-- Objective --
The records that follow should be retyped word for word.

-- Data items --

_ _ _ _ _ _ _

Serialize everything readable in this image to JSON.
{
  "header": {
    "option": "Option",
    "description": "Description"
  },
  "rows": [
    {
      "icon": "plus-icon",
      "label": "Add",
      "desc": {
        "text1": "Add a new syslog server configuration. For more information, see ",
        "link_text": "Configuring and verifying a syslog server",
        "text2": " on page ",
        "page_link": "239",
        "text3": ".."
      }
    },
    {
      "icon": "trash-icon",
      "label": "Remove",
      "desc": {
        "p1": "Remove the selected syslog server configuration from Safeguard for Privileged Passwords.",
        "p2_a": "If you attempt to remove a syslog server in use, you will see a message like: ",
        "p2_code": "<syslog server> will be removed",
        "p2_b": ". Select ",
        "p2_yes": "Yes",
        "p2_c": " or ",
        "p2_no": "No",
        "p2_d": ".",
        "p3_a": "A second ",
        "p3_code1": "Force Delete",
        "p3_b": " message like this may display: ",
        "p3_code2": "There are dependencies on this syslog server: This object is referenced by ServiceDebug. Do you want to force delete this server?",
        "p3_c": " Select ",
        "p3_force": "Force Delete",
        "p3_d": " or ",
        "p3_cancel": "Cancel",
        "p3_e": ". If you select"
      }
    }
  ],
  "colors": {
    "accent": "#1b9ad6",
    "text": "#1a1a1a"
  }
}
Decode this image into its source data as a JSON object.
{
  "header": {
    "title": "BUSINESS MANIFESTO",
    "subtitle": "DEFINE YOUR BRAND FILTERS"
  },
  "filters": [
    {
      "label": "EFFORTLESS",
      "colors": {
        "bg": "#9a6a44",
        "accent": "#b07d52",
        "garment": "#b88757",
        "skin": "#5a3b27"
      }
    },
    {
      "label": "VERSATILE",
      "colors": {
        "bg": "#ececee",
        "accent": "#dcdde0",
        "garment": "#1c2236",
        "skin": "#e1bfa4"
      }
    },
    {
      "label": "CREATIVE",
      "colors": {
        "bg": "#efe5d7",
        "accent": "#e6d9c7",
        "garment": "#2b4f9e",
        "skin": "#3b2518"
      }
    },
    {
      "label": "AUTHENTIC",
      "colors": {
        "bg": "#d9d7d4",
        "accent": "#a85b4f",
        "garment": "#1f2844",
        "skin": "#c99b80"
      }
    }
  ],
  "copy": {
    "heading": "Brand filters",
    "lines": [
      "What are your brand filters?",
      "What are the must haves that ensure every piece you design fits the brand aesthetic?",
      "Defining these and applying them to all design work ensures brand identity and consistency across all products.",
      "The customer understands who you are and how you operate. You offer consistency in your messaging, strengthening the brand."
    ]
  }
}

_ _ _ _ _ _ _

-- The response --
Serialize everything readable in this image to JSON.
{
  "header": {
    "option": "Option",
    "description": "Description"
  },
  "rows": [
    {
      "icon": "plus-icon",
      "label": "Add",
      "desc": {
        "text1": "Add a new syslog server configuration. For more information, see ",
        "link_text": "Configuring and verifying a syslog server",
        "text2": " on page ",
        "page_link": "239",
        "text3": ".."
      }
    },
    {
      "icon": "trash-icon",
      "label": "Remove",
      "desc": {
        "p1": "Remove the selected syslog server configuration from Safeguard for Privileged Passwords.",
        "p2_a": "If you attempt to remove a syslog server in use, you will see a message like: ",
        "p2_code": "<syslog server> will be removed",
        "p2_b": ". Select ",
        "p2_yes": "Yes",
        "p2_c": " or ",
        "p2_no": "No",
        "p2_d": ".",
        "p3_a": "A second ",
        "p3_code1": "Force Delete",
        "p3_b": " message like this may display: ",
        "p3_code2": "There are dependencies on this syslog server: This object is referenced by ServiceDebug. Do you want to force delete this server?",
        "p3_c": " Select ",
        "p3_force": "Force Delete",
        "p3_d": " or ",
        "p3_cancel": "Cancel",
        "p3_e": ". If you select"
      }
    }
  ],
  "colors": {
    "accent": "#1b9ad6",
    "text": "#1a1a1a"
  }
}
Decode this image into its source data as a JSON object.
{
  "header": {
    "title": "BUSINESS MANIFESTO",
    "subtitle": "DEFINE YOUR BRAND FILTERS"
  },
  "filters": [
    {
      "label": "EFFORTLESS",
      "colors": {
        "bg": "#9a6a44",
        "accent": "#b07d52",
        "garment": "#b88757",
        "skin": "#5a3b27"
      }
    },
    {
      "label": "VERSATILE",
      "colors": {
        "bg": "#ececee",
        "accent": "#dcdde0",
        "garment": "#1c2236",
        "skin": "#e1bfa4"
      }
    },
    {
      "label": "CREATIVE",
      "colors": {
        "bg": "#efe5d7",
        "accent": "#e6d9c7",
        "garment": "#2b4f9e",
        "skin": "#3b2518"
      }
    },
    {
      "label": "AUTHENTIC",
      "colors": {
        "bg": "#d9d7d4",
        "accent": "#a85b4f",
        "garment": "#1f2844",
        "skin": "#c99b80"
      }
    }
  ],
  "copy": {
    "heading": "Brand filters",
    "lines": [
      "What are your brand filters?",
      "What are the must haves that ensure every piece you design fits the brand aesthetic?",
      "Defining these and applying them to all design work ensures brand identity and consistency across all products.",
      "The customer understands who you are and how you operate. You offer consistency in your messaging, strengthening the brand."
    ]
  }
}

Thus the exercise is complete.